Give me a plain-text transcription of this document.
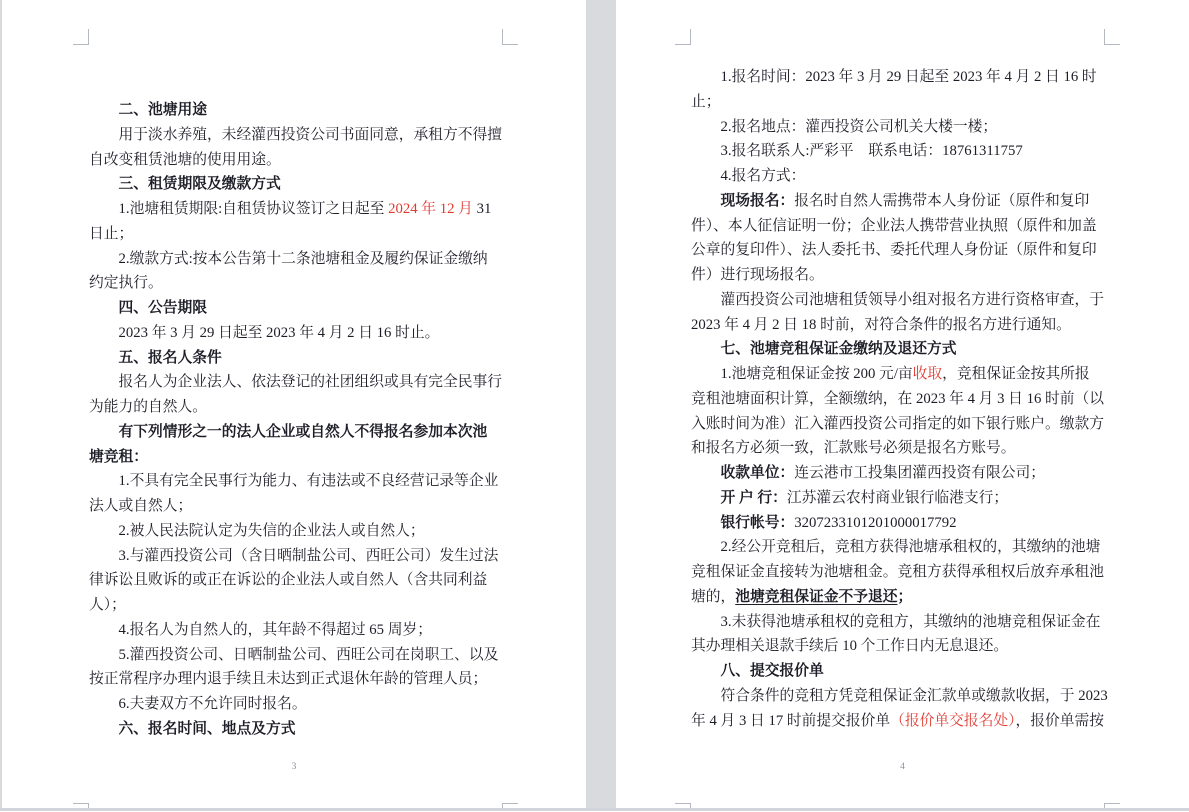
二、池塘用途
用于淡水养殖，未经灌西投资公司书面同意，承租方不得擅
自改变租赁池塘的使用用途。
三、租赁期限及缴款方式
1.池塘租赁期限:自租赁协议签订之日起至 2024 年 12 月 31
日止；
2.缴款方式:按本公告第十二条池塘租金及履约保证金缴纳
约定执行。
四、公告期限
2023 年 3 月 29 日起至 2023 年 4 月 2 日 16 时止。
五、报名人条件
报名人为企业法人、依法登记的社团组织或具有完全民事行
为能力的自然人。
有下列情形之一的法人企业或自然人不得报名参加本次池
塘竞租：
1.不具有完全民事行为能力、有违法或不良经营记录等企业
法人或自然人；
2.被人民法院认定为失信的企业法人或自然人；
3.与灌西投资公司（含日晒制盐公司、西旺公司）发生过法
律诉讼且败诉的或正在诉讼的企业法人或自然人（含共同利益
人）；
4.报名人为自然人的，其年龄不得超过 65 周岁；
5.灌西投资公司、日晒制盐公司、西旺公司在岗职工、以及
按正常程序办理内退手续且未达到正式退休年龄的管理人员；
6.夫妻双方不允许同时报名。
六、报名时间、地点及方式
3
1.报名时间：2023 年 3 月 29 日起至 2023 年 4 月 2 日 16 时
止；
2.报名地点：灌西投资公司机关大楼一楼；
3.报名联系人:严彩平　联系电话：18761311757
4.报名方式：
现场报名：报名时自然人需携带本人身份证（原件和复印
件）、本人征信证明一份；企业法人携带营业执照（原件和加盖
公章的复印件）、法人委托书、委托代理人身份证（原件和复印
件）进行现场报名。
灌西投资公司池塘租赁领导小组对报名方进行资格审查，于
2023 年 4 月 2 日 18 时前，对符合条件的报名方进行通知。
七、池塘竞租保证金缴纳及退还方式
1.池塘竞租保证金按 200 元/亩收取，竞租保证金按其所报
竞租池塘面积计算，全额缴纳，在 2023 年 4 月 3 日 16 时前（以
入账时间为准）汇入灌西投资公司指定的如下银行账户。缴款方
和报名方必须一致，汇款账号必须是报名方账号。
收款单位：连云港市工投集团灌西投资有限公司；
开 户 行：江苏灌云农村商业银行临港支行；
银行帐号：3207233101201000017792
2.经公开竞租后，竞租方获得池塘承租权的，其缴纳的池塘
竞租保证金直接转为池塘租金。竞租方获得承租权后放弃承租池
塘的，池塘竞租保证金不予退还；
3.未获得池塘承租权的竞租方，其缴纳的池塘竞租保证金在
其办理相关退款手续后 10 个工作日内无息退还。
八、提交报价单
符合条件的竞租方凭竞租保证金汇款单或缴款收据，于 2023
年 4 月 3 日 17 时前提交报价单（报价单交报名处），报价单需按
4
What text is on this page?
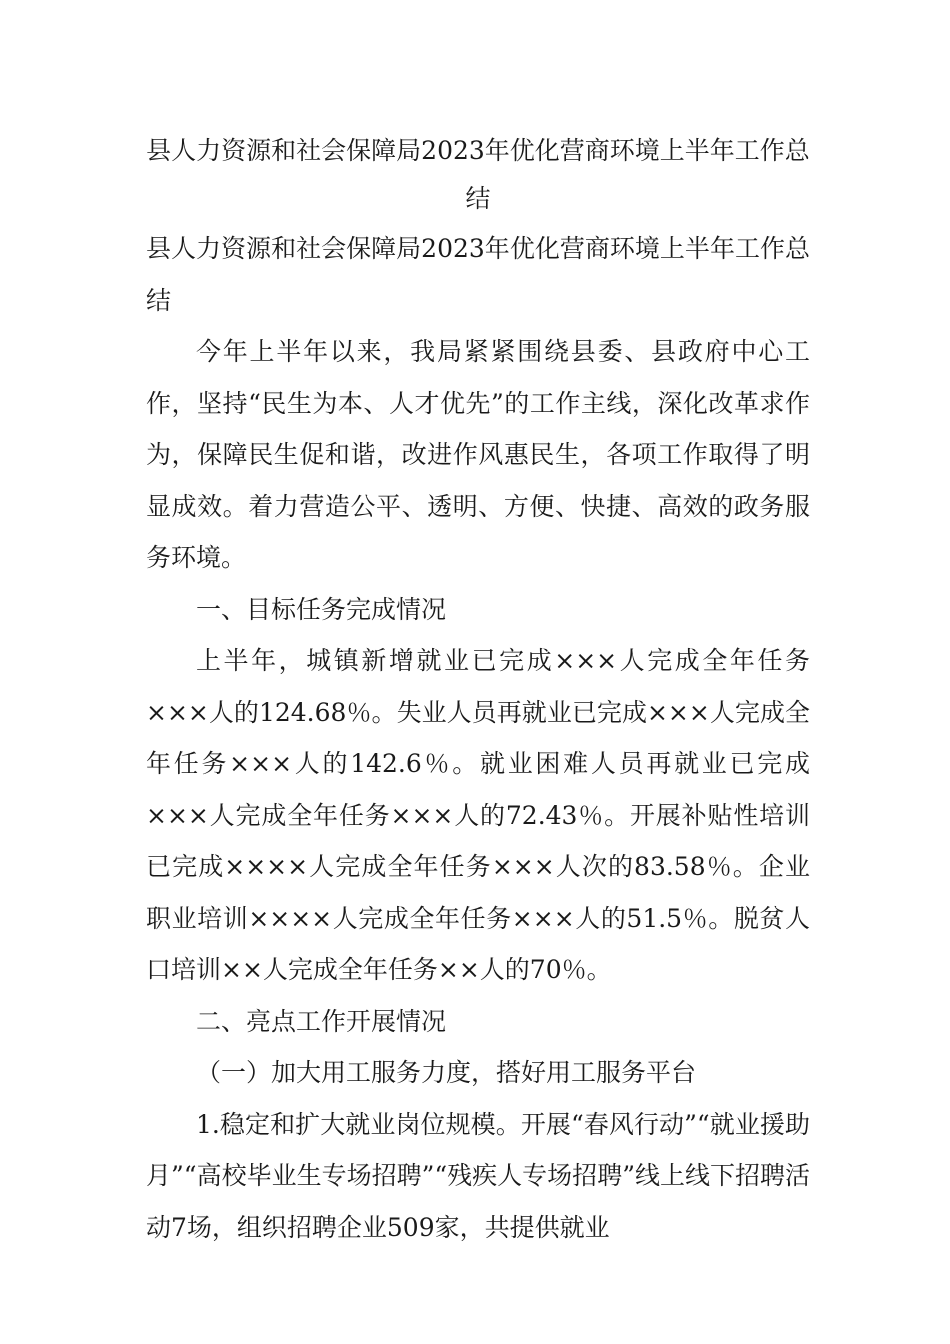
县人力资源和社会保障局2023年优化营商环境上半年工作总结

县人力资源和社会保障局2023年优化营商环境上半年工作总结

今年上半年以来，我局紧紧围绕县委、县政府中心工作，坚持“民生为本、人才优先”的工作主线，深化改革求作为，保障民生促和谐，改进作风惠民生，各项工作取得了明显成效。着力营造公平、透明、方便、快捷、高效的政务服务环境。

一、目标任务完成情况

上半年，城镇新增就业已完成×××人完成全年任务×××人的124.68％。失业人员再就业已完成×××人完成全年任务×××人的142.6％。就业困难人员再就业已完成×××人完成全年任务×××人的72.43％。开展补贴性培训已完成××××人完成全年任务×××人次的83.58％。企业职业培训××××人完成全年任务×××人的51.5％。脱贫人口培训××人完成全年任务××人的70％。

二、亮点工作开展情况

（一）加大用工服务力度，搭好用工服务平台

1.稳定和扩大就业岗位规模。开展“春风行动”“就业援助月”“高校毕业生专场招聘”“残疾人专场招聘”线上线下招聘活动7场，组织招聘企业509家，共提供就业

....................

_Required task:_ The answer is the number of lines in the preceding material that hold "text"; write that number and nothing else.

_Written response:_ 2